Exercise requirements: Output every entry exactly as written, but omit the pictures.
────
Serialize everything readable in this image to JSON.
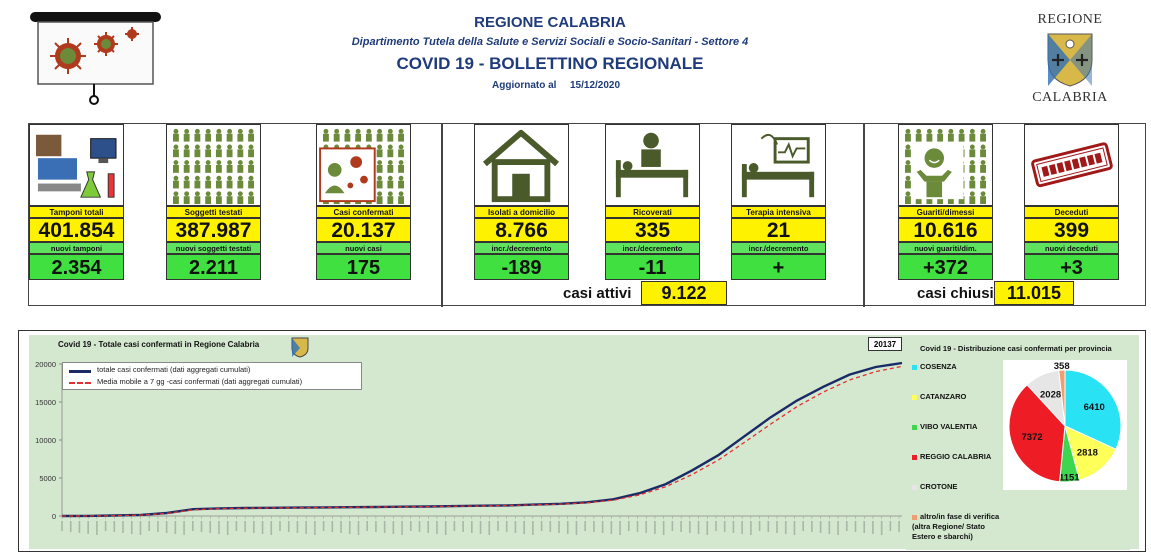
{
  "header": {
    "region": "REGIONE CALABRIA",
    "department": "Dipartimento Tutela della Salute e Servizi Sociali e Socio-Sanitari - Settore 4",
    "title": "COVID 19 - BOLLETTINO REGIONALE",
    "updated_label": "Aggiornato al",
    "updated_date": "15/12/2020",
    "logo_top": "REGIONE",
    "logo_bottom": "CALABRIA"
  },
  "stats": [
    {
      "label": "Tamponi totali",
      "value": "401.854",
      "sub_label": "nuovi tamponi",
      "sub_value": "2.354",
      "icon": "lab-test-icon"
    },
    {
      "label": "Soggetti testati",
      "value": "387.987",
      "sub_label": "nuovi soggetti testati",
      "sub_value": "2.211",
      "icon": "people-grid-icon"
    },
    {
      "label": "Casi confermati",
      "value": "20.137",
      "sub_label": "nuovi casi",
      "sub_value": "175",
      "icon": "sick-person-icon"
    },
    {
      "label": "Isolati a domicilio",
      "value": "8.766",
      "sub_label": "incr./decremento",
      "sub_value": "-189",
      "icon": "house-icon"
    },
    {
      "label": "Ricoverati",
      "value": "335",
      "sub_label": "incr./decremento",
      "sub_value": "-11",
      "icon": "hospital-bed-icon"
    },
    {
      "label": "Terapia intensiva",
      "value": "21",
      "sub_label": "incr./decremento",
      "sub_value": "+",
      "icon": "icu-bed-icon"
    },
    {
      "label": "Guariti/dimessi",
      "value": "10.616",
      "sub_label": "nuovi guariti/dim.",
      "sub_value": "+372",
      "icon": "recovered-person-icon"
    },
    {
      "label": "Deceduti",
      "value": "399",
      "sub_label": "nuovi deceduti",
      "sub_value": "+3",
      "icon": "deceased-stamp-icon"
    }
  ],
  "totals": {
    "active_label": "casi attivi",
    "active_value": "9.122",
    "closed_label": "casi chiusi",
    "closed_value": "11.015"
  },
  "colors": {
    "yellow": "#fff200",
    "green": "#3fe03f",
    "navy": "#1f3b7a",
    "line_total": "#1a2a66",
    "line_avg": "#e03030"
  },
  "chart_data": [
    {
      "type": "line",
      "title": "Covid 19 - Totale casi confermati in Regione Calabria",
      "last_value_label": "20137",
      "ylim": [
        0,
        20000
      ],
      "y_ticks": [
        "0",
        "5000",
        "10000",
        "15000",
        "20000"
      ],
      "x_points": 290,
      "series": [
        {
          "name": "totale casi confermati (dati aggregati cumulati)",
          "style": "solid",
          "values": [
            0,
            12,
            60,
            150,
            400,
            900,
            1000,
            1050,
            1080,
            1100,
            1130,
            1160,
            1190,
            1220,
            1250,
            1300,
            1350,
            1400,
            1500,
            1600,
            1800,
            2200,
            3000,
            4200,
            6000,
            8000,
            10500,
            13000,
            15200,
            17000,
            18600,
            19600,
            20137
          ]
        },
        {
          "name": "Media mobile a 7 gg -casi confermati (dati aggregati cumulati)",
          "style": "dashed",
          "values": [
            0,
            8,
            45,
            120,
            340,
            820,
            980,
            1030,
            1065,
            1090,
            1120,
            1150,
            1180,
            1210,
            1240,
            1285,
            1335,
            1385,
            1475,
            1565,
            1740,
            2080,
            2780,
            3850,
            5450,
            7350,
            9700,
            12100,
            14400,
            16300,
            17900,
            19000,
            19700
          ]
        }
      ]
    },
    {
      "type": "pie",
      "title": "Covid 19 - Distribuzione casi confermati per provincia",
      "slices": [
        {
          "name": "COSENZA",
          "value": 6410,
          "color": "#29e3f4"
        },
        {
          "name": "CATANZARO",
          "value": 2818,
          "color": "#ffff5a"
        },
        {
          "name": "VIBO VALENTIA",
          "value": 1151,
          "color": "#3fd64f"
        },
        {
          "name": "REGGIO CALABRIA",
          "value": 7372,
          "color": "#ee1c24"
        },
        {
          "name": "CROTONE",
          "value": 2028,
          "color": "#e6e6e6"
        },
        {
          "name": "altro/in fase di verifica (altra Regione/ Stato Estero e sbarchi)",
          "value": 358,
          "color": "#f0a070"
        }
      ]
    }
  ]
}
────
Task result:
Serialize everything readable in this image to JSON.
{
  "header": {
    "region": "REGIONE CALABRIA",
    "department": "Dipartimento Tutela della Salute e Servizi Sociali e Socio-Sanitari - Settore 4",
    "title": "COVID 19 - BOLLETTINO REGIONALE",
    "updated_label": "Aggiornato al",
    "updated_date": "15/12/2020",
    "logo_top": "REGIONE",
    "logo_bottom": "CALABRIA"
  },
  "stats": [
    {
      "label": "Tamponi totali",
      "value": "401.854",
      "sub_label": "nuovi tamponi",
      "sub_value": "2.354",
      "icon": "lab-test-icon"
    },
    {
      "label": "Soggetti testati",
      "value": "387.987",
      "sub_label": "nuovi soggetti testati",
      "sub_value": "2.211",
      "icon": "people-grid-icon"
    },
    {
      "label": "Casi confermati",
      "value": "20.137",
      "sub_label": "nuovi casi",
      "sub_value": "175",
      "icon": "sick-person-icon"
    },
    {
      "label": "Isolati a domicilio",
      "value": "8.766",
      "sub_label": "incr./decremento",
      "sub_value": "-189",
      "icon": "house-icon"
    },
    {
      "label": "Ricoverati",
      "value": "335",
      "sub_label": "incr./decremento",
      "sub_value": "-11",
      "icon": "hospital-bed-icon"
    },
    {
      "label": "Terapia intensiva",
      "value": "21",
      "sub_label": "incr./decremento",
      "sub_value": "+",
      "icon": "icu-bed-icon"
    },
    {
      "label": "Guariti/dimessi",
      "value": "10.616",
      "sub_label": "nuovi guariti/dim.",
      "sub_value": "+372",
      "icon": "recovered-person-icon"
    },
    {
      "label": "Deceduti",
      "value": "399",
      "sub_label": "nuovi deceduti",
      "sub_value": "+3",
      "icon": "deceased-stamp-icon"
    }
  ],
  "totals": {
    "active_label": "casi attivi",
    "active_value": "9.122",
    "closed_label": "casi chiusi",
    "closed_value": "11.015"
  },
  "colors": {
    "yellow": "#fff200",
    "green": "#3fe03f",
    "navy": "#1f3b7a",
    "line_total": "#1a2a66",
    "line_avg": "#e03030"
  },
  "chart_data": [
    {
      "type": "line",
      "title": "Covid 19 - Totale casi confermati in Regione Calabria",
      "last_value_label": "20137",
      "ylim": [
        0,
        20000
      ],
      "y_ticks": [
        "0",
        "5000",
        "10000",
        "15000",
        "20000"
      ],
      "x_points": 290,
      "series": [
        {
          "name": "totale casi confermati (dati aggregati cumulati)",
          "style": "solid",
          "values": [
            0,
            12,
            60,
            150,
            400,
            900,
            1000,
            1050,
            1080,
            1100,
            1130,
            1160,
            1190,
            1220,
            1250,
            1300,
            1350,
            1400,
            1500,
            1600,
            1800,
            2200,
            3000,
            4200,
            6000,
            8000,
            10500,
            13000,
            15200,
            17000,
            18600,
            19600,
            20137
          ]
        },
        {
          "name": "Media mobile a 7 gg -casi confermati (dati aggregati cumulati)",
          "style": "dashed",
          "values": [
            0,
            8,
            45,
            120,
            340,
            820,
            980,
            1030,
            1065,
            1090,
            1120,
            1150,
            1180,
            1210,
            1240,
            1285,
            1335,
            1385,
            1475,
            1565,
            1740,
            2080,
            2780,
            3850,
            5450,
            7350,
            9700,
            12100,
            14400,
            16300,
            17900,
            19000,
            19700
          ]
        }
      ]
    },
    {
      "type": "pie",
      "title": "Covid 19 - Distribuzione casi confermati per provincia",
      "slices": [
        {
          "name": "COSENZA",
          "value": 6410,
          "color": "#29e3f4"
        },
        {
          "name": "CATANZARO",
          "value": 2818,
          "color": "#ffff5a"
        },
        {
          "name": "VIBO VALENTIA",
          "value": 1151,
          "color": "#3fd64f"
        },
        {
          "name": "REGGIO CALABRIA",
          "value": 7372,
          "color": "#ee1c24"
        },
        {
          "name": "CROTONE",
          "value": 2028,
          "color": "#e6e6e6"
        },
        {
          "name": "altro/in fase di verifica (altra Regione/ Stato Estero e sbarchi)",
          "value": 358,
          "color": "#f0a070"
        }
      ]
    }
  ]
}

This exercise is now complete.